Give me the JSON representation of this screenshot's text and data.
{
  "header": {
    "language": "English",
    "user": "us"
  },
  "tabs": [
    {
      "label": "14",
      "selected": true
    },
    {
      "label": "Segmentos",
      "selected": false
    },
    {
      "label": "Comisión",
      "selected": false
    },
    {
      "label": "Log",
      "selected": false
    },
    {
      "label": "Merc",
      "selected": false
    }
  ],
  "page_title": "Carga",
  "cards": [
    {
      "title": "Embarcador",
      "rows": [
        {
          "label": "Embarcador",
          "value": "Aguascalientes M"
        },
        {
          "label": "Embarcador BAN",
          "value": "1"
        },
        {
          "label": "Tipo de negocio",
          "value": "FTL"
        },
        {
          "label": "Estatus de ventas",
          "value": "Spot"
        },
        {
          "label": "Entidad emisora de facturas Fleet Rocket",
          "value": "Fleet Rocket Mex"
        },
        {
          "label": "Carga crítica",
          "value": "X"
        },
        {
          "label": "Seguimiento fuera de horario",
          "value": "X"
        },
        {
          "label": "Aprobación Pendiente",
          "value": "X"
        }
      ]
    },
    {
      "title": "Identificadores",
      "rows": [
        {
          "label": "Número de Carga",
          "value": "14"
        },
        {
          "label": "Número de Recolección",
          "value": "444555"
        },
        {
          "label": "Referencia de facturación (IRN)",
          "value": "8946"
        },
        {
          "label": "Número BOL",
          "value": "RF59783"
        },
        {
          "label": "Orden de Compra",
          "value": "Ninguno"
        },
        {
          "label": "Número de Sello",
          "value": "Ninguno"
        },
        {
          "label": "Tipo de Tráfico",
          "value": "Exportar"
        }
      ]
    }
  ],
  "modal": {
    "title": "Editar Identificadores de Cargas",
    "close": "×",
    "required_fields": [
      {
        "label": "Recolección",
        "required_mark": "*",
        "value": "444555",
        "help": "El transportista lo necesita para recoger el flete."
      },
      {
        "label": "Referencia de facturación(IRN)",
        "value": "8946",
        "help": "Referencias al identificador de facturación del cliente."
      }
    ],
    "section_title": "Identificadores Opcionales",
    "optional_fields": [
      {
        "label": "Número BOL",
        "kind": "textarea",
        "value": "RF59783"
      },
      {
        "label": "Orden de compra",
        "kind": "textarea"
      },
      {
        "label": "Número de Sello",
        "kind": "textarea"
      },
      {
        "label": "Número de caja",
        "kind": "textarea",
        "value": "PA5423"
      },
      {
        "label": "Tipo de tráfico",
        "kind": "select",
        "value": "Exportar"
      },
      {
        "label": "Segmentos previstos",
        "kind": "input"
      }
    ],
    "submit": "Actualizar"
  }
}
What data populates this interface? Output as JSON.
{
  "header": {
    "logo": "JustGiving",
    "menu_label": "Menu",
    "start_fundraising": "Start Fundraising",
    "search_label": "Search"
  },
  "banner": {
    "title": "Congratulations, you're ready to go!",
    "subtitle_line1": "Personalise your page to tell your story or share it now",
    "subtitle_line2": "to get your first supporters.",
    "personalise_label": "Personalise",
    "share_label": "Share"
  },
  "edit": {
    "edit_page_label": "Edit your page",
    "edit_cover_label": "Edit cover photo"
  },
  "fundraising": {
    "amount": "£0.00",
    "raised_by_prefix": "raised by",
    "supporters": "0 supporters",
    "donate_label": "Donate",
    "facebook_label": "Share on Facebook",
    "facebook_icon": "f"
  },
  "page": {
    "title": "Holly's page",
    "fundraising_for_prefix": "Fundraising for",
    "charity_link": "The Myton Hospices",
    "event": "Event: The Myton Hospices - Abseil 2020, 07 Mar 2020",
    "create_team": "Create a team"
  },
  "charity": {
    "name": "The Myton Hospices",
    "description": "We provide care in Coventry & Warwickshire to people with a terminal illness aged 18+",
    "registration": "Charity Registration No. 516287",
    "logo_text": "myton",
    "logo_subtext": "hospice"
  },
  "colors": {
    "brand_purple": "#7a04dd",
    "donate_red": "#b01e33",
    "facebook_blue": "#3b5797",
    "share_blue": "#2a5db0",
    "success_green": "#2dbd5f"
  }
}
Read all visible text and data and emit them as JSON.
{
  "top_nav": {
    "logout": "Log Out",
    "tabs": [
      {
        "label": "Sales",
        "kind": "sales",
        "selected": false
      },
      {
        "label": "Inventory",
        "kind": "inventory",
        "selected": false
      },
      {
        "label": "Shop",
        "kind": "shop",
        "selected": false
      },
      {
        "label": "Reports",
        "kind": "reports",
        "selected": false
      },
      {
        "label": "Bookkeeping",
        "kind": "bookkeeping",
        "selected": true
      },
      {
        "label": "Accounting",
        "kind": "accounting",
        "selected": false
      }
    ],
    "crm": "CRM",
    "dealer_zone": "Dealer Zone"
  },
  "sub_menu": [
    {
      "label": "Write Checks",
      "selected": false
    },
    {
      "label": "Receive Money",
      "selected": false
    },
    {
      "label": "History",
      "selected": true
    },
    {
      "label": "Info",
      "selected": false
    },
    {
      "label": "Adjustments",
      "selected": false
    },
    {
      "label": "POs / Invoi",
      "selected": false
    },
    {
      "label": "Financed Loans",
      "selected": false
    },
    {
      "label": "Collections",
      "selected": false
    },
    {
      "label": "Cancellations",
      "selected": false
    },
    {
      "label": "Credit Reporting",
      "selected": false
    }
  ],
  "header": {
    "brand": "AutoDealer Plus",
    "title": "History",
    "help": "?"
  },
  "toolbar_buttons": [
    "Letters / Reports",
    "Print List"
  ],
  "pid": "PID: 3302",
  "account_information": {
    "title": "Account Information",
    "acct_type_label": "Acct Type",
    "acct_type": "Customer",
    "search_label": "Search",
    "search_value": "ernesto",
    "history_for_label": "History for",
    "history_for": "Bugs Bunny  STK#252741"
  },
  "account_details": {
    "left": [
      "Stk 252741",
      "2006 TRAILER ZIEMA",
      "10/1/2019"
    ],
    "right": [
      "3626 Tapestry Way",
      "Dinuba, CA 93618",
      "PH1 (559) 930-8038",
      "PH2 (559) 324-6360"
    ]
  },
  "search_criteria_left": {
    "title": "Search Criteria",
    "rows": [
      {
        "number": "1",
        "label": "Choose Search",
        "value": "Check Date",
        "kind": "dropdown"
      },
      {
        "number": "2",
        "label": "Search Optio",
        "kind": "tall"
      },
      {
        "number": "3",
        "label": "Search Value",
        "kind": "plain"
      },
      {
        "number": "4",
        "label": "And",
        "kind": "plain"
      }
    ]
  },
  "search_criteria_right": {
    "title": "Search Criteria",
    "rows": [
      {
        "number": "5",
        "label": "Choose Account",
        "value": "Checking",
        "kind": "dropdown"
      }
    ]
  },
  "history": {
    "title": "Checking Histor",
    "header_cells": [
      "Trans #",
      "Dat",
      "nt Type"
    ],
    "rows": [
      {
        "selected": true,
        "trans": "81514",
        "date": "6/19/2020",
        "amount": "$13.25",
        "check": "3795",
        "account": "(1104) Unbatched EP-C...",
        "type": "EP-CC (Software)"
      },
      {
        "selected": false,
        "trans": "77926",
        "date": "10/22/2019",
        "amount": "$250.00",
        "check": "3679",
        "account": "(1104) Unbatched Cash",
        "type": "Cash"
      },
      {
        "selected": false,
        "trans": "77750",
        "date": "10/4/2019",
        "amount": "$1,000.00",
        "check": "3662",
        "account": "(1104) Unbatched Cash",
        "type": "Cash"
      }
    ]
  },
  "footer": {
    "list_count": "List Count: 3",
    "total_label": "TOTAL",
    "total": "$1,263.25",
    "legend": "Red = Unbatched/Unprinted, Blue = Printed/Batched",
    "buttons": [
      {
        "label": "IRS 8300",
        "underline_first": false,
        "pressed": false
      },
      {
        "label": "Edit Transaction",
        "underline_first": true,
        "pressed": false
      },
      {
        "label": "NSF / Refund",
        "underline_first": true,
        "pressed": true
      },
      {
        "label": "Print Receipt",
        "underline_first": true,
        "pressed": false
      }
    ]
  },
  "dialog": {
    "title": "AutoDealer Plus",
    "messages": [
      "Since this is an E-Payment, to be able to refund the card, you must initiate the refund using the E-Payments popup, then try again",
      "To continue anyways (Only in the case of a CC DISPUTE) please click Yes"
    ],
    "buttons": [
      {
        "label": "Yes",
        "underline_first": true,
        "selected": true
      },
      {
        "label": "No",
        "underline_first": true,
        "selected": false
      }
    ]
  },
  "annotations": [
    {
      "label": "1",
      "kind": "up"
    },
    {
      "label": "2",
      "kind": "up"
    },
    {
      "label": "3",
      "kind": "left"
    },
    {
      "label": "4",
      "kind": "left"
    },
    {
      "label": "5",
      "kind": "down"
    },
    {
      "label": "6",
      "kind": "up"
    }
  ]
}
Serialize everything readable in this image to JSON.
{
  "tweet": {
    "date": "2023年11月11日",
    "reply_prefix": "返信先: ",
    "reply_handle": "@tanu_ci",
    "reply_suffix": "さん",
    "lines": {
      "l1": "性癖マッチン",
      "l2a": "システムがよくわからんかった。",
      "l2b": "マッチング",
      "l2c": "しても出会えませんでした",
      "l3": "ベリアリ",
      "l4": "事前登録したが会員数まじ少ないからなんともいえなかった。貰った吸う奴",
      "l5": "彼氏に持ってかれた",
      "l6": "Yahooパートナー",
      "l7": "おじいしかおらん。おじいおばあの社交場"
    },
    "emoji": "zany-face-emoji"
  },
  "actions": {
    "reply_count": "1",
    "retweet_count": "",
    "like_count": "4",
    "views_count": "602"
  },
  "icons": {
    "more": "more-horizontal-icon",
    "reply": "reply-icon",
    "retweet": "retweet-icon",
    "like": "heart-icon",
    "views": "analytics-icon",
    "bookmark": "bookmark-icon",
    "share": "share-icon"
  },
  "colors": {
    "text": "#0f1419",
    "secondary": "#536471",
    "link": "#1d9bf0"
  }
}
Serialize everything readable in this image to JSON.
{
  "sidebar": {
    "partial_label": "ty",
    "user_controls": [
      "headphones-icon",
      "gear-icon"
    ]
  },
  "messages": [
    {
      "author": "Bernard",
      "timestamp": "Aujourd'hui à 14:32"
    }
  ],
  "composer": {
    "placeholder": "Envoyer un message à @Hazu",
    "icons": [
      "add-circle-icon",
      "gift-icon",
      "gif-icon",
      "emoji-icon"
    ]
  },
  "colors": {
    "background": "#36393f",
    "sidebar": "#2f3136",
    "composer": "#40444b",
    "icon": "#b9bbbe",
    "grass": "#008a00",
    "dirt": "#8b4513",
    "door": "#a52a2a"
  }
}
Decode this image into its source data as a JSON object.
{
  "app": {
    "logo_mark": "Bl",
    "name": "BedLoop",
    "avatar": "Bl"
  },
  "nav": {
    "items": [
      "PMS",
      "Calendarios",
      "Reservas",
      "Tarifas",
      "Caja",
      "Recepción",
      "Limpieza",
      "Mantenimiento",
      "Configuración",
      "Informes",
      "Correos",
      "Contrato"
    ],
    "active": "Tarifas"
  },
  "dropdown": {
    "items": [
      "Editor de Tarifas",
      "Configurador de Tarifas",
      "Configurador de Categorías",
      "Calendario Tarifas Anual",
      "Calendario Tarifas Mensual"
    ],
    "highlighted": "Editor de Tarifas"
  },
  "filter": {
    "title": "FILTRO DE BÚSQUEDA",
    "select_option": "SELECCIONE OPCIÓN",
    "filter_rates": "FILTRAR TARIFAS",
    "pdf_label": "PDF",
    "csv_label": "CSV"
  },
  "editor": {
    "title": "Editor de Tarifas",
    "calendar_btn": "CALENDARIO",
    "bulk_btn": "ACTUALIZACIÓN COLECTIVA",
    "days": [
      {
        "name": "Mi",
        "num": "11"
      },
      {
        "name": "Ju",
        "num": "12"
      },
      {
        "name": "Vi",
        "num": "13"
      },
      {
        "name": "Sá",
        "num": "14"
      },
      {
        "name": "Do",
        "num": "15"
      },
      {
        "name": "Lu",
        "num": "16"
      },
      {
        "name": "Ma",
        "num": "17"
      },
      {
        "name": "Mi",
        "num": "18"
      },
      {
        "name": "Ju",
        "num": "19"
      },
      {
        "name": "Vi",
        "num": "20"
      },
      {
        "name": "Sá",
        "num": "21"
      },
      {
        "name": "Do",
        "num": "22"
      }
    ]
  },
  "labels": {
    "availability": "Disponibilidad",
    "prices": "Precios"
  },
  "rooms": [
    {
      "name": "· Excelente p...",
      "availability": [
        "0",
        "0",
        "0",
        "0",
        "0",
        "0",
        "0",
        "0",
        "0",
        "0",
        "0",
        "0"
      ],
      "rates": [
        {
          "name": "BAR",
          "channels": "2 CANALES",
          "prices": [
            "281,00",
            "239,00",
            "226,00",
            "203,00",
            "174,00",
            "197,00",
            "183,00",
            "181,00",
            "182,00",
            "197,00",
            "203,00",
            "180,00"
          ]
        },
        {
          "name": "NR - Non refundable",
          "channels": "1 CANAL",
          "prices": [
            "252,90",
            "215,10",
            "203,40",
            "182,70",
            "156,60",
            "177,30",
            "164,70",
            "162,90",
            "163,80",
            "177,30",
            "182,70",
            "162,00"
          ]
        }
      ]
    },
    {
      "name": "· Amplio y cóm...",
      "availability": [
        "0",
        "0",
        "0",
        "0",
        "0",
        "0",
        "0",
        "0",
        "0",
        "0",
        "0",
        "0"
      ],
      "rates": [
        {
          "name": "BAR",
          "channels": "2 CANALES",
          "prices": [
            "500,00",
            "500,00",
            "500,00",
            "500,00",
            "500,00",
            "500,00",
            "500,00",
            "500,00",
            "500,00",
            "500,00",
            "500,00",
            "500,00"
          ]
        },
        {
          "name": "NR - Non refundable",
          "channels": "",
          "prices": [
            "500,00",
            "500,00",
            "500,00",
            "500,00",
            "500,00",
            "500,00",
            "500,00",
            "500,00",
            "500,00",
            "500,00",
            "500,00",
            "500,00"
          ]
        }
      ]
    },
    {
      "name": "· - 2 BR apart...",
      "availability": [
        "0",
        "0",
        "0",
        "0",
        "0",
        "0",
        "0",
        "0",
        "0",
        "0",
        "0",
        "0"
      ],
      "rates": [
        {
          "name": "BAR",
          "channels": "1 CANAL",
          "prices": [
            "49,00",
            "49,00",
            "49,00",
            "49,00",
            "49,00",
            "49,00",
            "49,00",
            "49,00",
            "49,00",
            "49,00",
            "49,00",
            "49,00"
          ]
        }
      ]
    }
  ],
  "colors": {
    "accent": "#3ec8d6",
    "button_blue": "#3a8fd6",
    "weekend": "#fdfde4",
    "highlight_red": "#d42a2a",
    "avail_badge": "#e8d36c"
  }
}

* **What to do**
Collect the lines of the data that carry the word "Identificadores".

* **Result of this task**
      "title": "Identificadores",
    "title": "Editar Identificadores de Cargas",
    "section_title": "Identificadores Opcionales",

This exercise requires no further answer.